* start *

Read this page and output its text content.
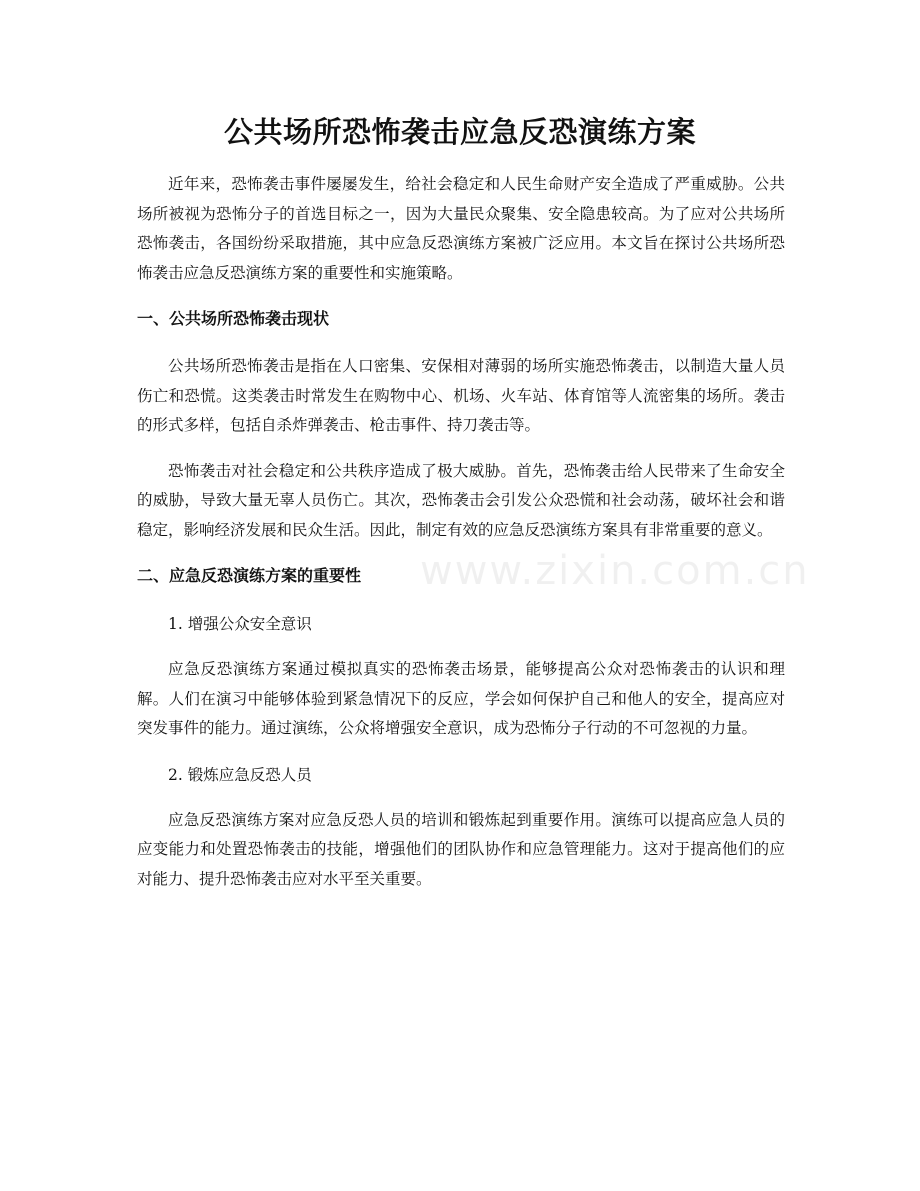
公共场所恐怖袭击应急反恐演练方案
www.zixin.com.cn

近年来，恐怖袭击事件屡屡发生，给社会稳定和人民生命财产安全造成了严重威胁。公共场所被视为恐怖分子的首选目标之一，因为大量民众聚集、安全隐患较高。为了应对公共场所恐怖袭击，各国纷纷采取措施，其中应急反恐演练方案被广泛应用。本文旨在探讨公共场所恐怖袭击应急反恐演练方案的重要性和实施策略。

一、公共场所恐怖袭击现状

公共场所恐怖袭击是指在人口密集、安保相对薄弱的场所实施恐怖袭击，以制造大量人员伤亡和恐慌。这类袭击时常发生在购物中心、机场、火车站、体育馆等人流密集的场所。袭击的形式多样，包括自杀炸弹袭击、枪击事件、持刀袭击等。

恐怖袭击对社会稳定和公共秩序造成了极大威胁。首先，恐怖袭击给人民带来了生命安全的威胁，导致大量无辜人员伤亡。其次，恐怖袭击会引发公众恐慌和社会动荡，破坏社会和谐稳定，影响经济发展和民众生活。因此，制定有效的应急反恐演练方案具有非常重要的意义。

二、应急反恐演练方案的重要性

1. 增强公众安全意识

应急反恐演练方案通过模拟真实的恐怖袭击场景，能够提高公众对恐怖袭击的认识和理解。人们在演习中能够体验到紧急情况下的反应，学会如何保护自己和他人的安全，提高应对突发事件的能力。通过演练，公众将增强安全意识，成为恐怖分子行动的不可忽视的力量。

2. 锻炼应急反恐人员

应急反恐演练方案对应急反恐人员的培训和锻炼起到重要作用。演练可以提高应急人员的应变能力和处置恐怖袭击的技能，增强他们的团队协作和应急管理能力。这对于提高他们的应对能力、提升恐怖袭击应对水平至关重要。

* end *

→ Exercise brief: Leave the images out, please, and restate each line word for word.

→ Task output:
Read this page and output its text content.
公共场所恐怖袭击应急反恐演练方案
www.zixin.com.cn

近年来，恐怖袭击事件屡屡发生，给社会稳定和人民生命财产安全造成了严重威胁。公共场所被视为恐怖分子的首选目标之一，因为大量民众聚集、安全隐患较高。为了应对公共场所恐怖袭击，各国纷纷采取措施，其中应急反恐演练方案被广泛应用。本文旨在探讨公共场所恐怖袭击应急反恐演练方案的重要性和实施策略。

一、公共场所恐怖袭击现状

公共场所恐怖袭击是指在人口密集、安保相对薄弱的场所实施恐怖袭击，以制造大量人员伤亡和恐慌。这类袭击时常发生在购物中心、机场、火车站、体育馆等人流密集的场所。袭击的形式多样，包括自杀炸弹袭击、枪击事件、持刀袭击等。

恐怖袭击对社会稳定和公共秩序造成了极大威胁。首先，恐怖袭击给人民带来了生命安全的威胁，导致大量无辜人员伤亡。其次，恐怖袭击会引发公众恐慌和社会动荡，破坏社会和谐稳定，影响经济发展和民众生活。因此，制定有效的应急反恐演练方案具有非常重要的意义。

二、应急反恐演练方案的重要性

1. 增强公众安全意识

应急反恐演练方案通过模拟真实的恐怖袭击场景，能够提高公众对恐怖袭击的认识和理解。人们在演习中能够体验到紧急情况下的反应，学会如何保护自己和他人的安全，提高应对突发事件的能力。通过演练，公众将增强安全意识，成为恐怖分子行动的不可忽视的力量。

2. 锻炼应急反恐人员

应急反恐演练方案对应急反恐人员的培训和锻炼起到重要作用。演练可以提高应急人员的应变能力和处置恐怖袭击的技能，增强他们的团队协作和应急管理能力。这对于提高他们的应对能力、提升恐怖袭击应对水平至关重要。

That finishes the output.